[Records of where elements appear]
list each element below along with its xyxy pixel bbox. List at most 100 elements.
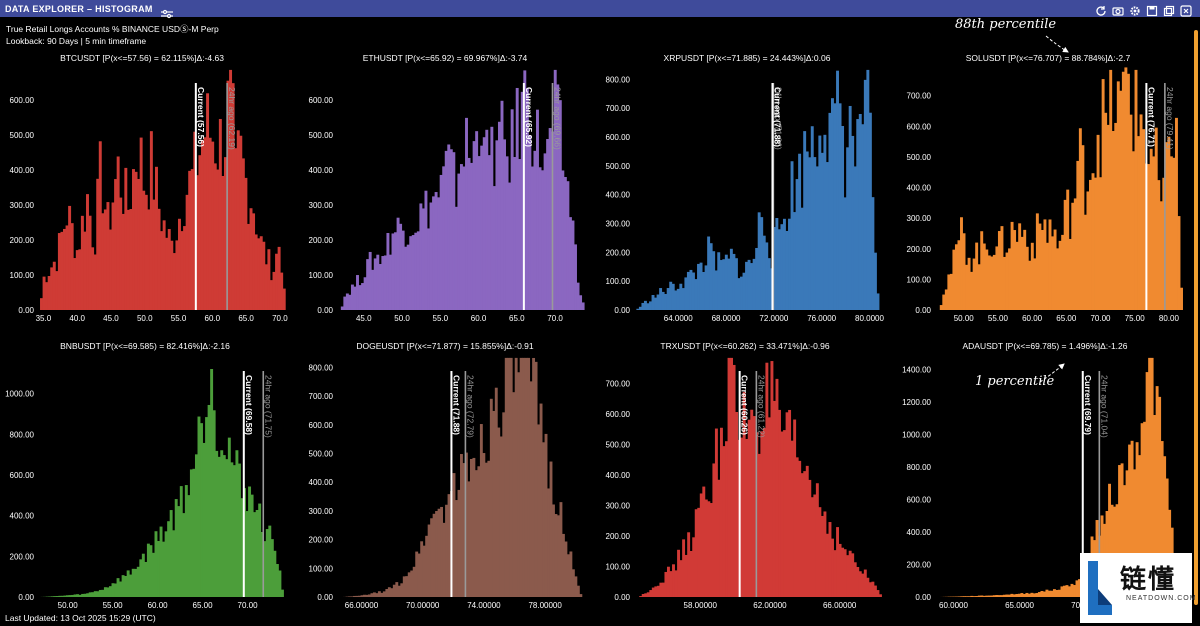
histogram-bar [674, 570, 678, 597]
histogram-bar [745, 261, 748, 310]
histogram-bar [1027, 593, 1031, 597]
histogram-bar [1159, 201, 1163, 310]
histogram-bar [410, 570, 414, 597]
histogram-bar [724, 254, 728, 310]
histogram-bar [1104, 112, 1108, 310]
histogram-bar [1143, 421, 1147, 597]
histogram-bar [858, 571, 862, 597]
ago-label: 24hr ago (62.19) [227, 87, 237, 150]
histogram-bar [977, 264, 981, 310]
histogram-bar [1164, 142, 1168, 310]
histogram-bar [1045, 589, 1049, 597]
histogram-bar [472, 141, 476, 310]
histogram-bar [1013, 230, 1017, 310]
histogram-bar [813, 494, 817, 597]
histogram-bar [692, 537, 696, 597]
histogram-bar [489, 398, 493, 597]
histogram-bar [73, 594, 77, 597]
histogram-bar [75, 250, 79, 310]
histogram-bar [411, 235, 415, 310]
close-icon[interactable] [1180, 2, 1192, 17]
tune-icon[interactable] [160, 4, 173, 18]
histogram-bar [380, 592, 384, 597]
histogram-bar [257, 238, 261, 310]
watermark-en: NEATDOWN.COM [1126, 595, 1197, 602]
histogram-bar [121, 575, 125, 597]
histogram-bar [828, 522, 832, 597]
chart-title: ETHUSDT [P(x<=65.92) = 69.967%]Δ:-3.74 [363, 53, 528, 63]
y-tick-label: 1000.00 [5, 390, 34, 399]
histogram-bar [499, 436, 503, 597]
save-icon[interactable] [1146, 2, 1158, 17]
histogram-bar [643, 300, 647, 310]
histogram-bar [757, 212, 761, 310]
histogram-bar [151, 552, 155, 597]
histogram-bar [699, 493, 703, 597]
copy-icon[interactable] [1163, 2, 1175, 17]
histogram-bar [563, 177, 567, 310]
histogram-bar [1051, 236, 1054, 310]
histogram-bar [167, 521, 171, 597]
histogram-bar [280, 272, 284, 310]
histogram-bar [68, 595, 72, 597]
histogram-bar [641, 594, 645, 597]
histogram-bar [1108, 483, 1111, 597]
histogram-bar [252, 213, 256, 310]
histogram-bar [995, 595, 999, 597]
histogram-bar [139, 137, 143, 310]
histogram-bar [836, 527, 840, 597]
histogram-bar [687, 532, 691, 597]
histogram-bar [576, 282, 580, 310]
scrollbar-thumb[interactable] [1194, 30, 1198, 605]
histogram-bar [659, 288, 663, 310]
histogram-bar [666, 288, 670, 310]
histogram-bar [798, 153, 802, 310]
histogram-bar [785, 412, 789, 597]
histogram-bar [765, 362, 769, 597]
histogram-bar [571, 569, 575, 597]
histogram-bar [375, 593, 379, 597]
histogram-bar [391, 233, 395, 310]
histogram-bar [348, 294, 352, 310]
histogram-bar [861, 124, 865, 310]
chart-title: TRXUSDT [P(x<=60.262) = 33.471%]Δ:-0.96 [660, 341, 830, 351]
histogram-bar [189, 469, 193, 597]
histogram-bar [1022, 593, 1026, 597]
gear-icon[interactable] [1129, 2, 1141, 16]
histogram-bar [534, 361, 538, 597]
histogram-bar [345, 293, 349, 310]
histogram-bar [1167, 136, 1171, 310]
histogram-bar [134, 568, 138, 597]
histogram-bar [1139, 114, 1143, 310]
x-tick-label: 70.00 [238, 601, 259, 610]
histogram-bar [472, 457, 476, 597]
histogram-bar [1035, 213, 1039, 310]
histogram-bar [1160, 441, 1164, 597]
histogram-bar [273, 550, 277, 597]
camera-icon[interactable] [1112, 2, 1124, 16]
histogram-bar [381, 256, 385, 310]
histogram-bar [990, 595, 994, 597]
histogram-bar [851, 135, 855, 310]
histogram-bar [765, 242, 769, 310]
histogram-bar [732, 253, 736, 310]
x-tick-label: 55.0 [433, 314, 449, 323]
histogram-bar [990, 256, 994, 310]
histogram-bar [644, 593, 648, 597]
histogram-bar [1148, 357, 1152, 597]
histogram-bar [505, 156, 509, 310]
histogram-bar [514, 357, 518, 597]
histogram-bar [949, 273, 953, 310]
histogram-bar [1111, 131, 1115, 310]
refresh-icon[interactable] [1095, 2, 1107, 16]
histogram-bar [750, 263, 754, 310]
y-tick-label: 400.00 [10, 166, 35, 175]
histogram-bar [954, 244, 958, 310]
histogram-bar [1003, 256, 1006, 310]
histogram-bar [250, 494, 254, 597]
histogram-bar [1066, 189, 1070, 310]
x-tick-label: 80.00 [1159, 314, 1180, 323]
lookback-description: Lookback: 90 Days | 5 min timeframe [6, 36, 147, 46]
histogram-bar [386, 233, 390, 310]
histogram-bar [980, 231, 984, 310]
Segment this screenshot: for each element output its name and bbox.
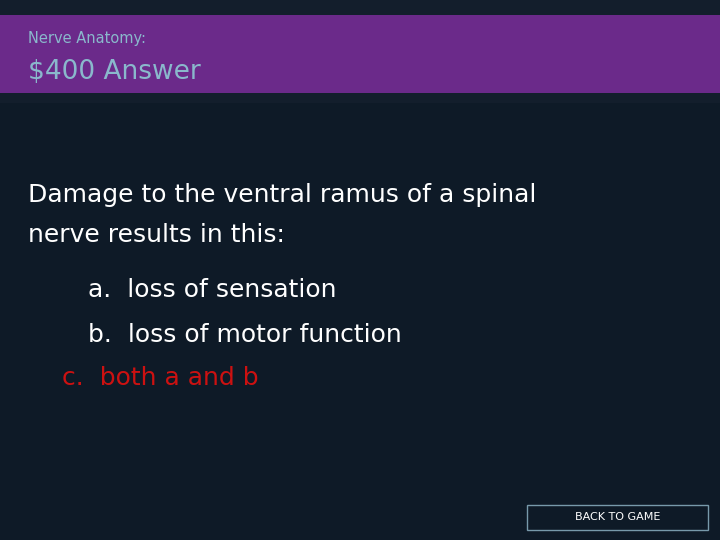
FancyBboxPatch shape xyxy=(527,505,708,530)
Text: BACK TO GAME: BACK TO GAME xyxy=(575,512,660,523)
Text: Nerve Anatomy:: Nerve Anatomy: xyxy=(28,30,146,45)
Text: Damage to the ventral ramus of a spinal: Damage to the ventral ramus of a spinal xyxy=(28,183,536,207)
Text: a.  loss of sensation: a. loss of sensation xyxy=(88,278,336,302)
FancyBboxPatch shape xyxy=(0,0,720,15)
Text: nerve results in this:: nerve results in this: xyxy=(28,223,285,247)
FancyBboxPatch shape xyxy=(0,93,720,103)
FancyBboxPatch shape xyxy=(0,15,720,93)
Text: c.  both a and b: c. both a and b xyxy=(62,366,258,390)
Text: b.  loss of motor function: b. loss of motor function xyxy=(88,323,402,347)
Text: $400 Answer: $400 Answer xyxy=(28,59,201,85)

■ **AIM OF THE EXERCISE**
Return every line of the data above verbatim, omitting the picture lines.

■ **ANSWER TO THIS EXERCISE**
list each element below along with its xyxy pixel bbox. List at most 100 elements.
histogram-bar [674, 570, 678, 597]
histogram-bar [745, 261, 748, 310]
histogram-bar [1027, 593, 1031, 597]
histogram-bar [1159, 201, 1163, 310]
histogram-bar [410, 570, 414, 597]
histogram-bar [724, 254, 728, 310]
histogram-bar [1104, 112, 1108, 310]
histogram-bar [1143, 421, 1147, 597]
histogram-bar [858, 571, 862, 597]
ago-label: 24hr ago (62.19) [227, 87, 237, 150]
histogram-bar [977, 264, 981, 310]
histogram-bar [1164, 142, 1168, 310]
histogram-bar [1045, 589, 1049, 597]
histogram-bar [472, 141, 476, 310]
histogram-bar [1013, 230, 1017, 310]
histogram-bar [813, 494, 817, 597]
histogram-bar [692, 537, 696, 597]
histogram-bar [489, 398, 493, 597]
histogram-bar [73, 594, 77, 597]
histogram-bar [75, 250, 79, 310]
histogram-bar [411, 235, 415, 310]
close-icon[interactable] [1180, 2, 1192, 17]
tune-icon[interactable] [160, 4, 173, 18]
histogram-bar [380, 592, 384, 597]
histogram-bar [257, 238, 261, 310]
watermark-en: NEATDOWN.COM [1126, 595, 1197, 602]
histogram-bar [121, 575, 125, 597]
histogram-bar [828, 522, 832, 597]
chart-title: ETHUSDT [P(x<=65.92) = 69.967%]Δ:-3.74 [363, 53, 528, 63]
y-tick-label: 1000.00 [5, 390, 34, 399]
histogram-bar [499, 436, 503, 597]
save-icon[interactable] [1146, 2, 1158, 17]
histogram-bar [643, 300, 647, 310]
histogram-bar [757, 212, 761, 310]
histogram-bar [151, 552, 155, 597]
histogram-bar [699, 493, 703, 597]
copy-icon[interactable] [1163, 2, 1175, 17]
histogram-bar [563, 177, 567, 310]
histogram-bar [1051, 236, 1054, 310]
histogram-bar [167, 521, 171, 597]
histogram-bar [280, 272, 284, 310]
histogram-bar [68, 595, 72, 597]
histogram-bar [641, 594, 645, 597]
histogram-bar [1108, 483, 1111, 597]
histogram-bar [252, 213, 256, 310]
histogram-bar [995, 595, 999, 597]
histogram-bar [139, 137, 143, 310]
histogram-bar [836, 527, 840, 597]
histogram-bar [687, 532, 691, 597]
histogram-bar [576, 282, 580, 310]
scrollbar-thumb[interactable] [1194, 30, 1198, 605]
histogram-bar [659, 288, 663, 310]
histogram-bar [666, 288, 670, 310]
histogram-bar [798, 153, 802, 310]
histogram-bar [785, 412, 789, 597]
histogram-bar [765, 362, 769, 597]
histogram-bar [571, 569, 575, 597]
histogram-bar [375, 593, 379, 597]
histogram-bar [391, 233, 395, 310]
histogram-bar [348, 294, 352, 310]
histogram-bar [861, 124, 865, 310]
chart-title: TRXUSDT [P(x<=60.262) = 33.471%]Δ:-0.96 [660, 341, 830, 351]
histogram-bar [189, 469, 193, 597]
histogram-bar [1022, 593, 1026, 597]
gear-icon[interactable] [1129, 2, 1141, 16]
histogram-bar [534, 361, 538, 597]
histogram-bar [345, 293, 349, 310]
histogram-bar [1167, 136, 1171, 310]
histogram-bar [134, 568, 138, 597]
histogram-bar [1139, 114, 1143, 310]
x-tick-label: 70.00 [238, 601, 259, 610]
histogram-bar [472, 457, 476, 597]
histogram-bar [1035, 213, 1039, 310]
histogram-bar [1160, 441, 1164, 597]
histogram-bar [273, 550, 277, 597]
camera-icon[interactable] [1112, 2, 1124, 16]
histogram-bar [381, 256, 385, 310]
histogram-bar [990, 595, 994, 597]
histogram-bar [851, 135, 855, 310]
histogram-bar [765, 242, 769, 310]
histogram-bar [732, 253, 736, 310]
x-tick-label: 55.0 [433, 314, 449, 323]
histogram-bar [990, 256, 994, 310]
histogram-bar [644, 593, 648, 597]
histogram-bar [1148, 357, 1152, 597]
histogram-bar [505, 156, 509, 310]
histogram-bar [514, 357, 518, 597]
histogram-bar [949, 273, 953, 310]
histogram-bar [1111, 131, 1115, 310]
refresh-icon[interactable] [1095, 2, 1107, 16]
histogram-bar [750, 263, 754, 310]
y-tick-label: 400.00 [10, 166, 35, 175]
histogram-bar [954, 244, 958, 310]
histogram-bar [1003, 256, 1006, 310]
histogram-bar [250, 494, 254, 597]
histogram-bar [1066, 189, 1070, 310]
x-tick-label: 80.00 [1159, 314, 1180, 323]
lookback-description: Lookback: 90 Days | 5 min timeframe [6, 36, 147, 46]
histogram-bar [386, 233, 390, 310]
histogram-bar [980, 231, 984, 310]
Segment this screenshot: for each element output its name and bbox.
FancyBboxPatch shape xyxy=(527,505,708,530)
Text: BACK TO GAME: BACK TO GAME xyxy=(575,512,660,523)
Text: Nerve Anatomy:: Nerve Anatomy: xyxy=(28,30,146,45)
Text: Damage to the ventral ramus of a spinal: Damage to the ventral ramus of a spinal xyxy=(28,183,536,207)
Text: a.  loss of sensation: a. loss of sensation xyxy=(88,278,336,302)
FancyBboxPatch shape xyxy=(0,0,720,15)
Text: nerve results in this:: nerve results in this: xyxy=(28,223,285,247)
FancyBboxPatch shape xyxy=(0,93,720,103)
FancyBboxPatch shape xyxy=(0,15,720,93)
Text: c.  both a and b: c. both a and b xyxy=(62,366,258,390)
Text: b.  loss of motor function: b. loss of motor function xyxy=(88,323,402,347)
Text: $400 Answer: $400 Answer xyxy=(28,59,201,85)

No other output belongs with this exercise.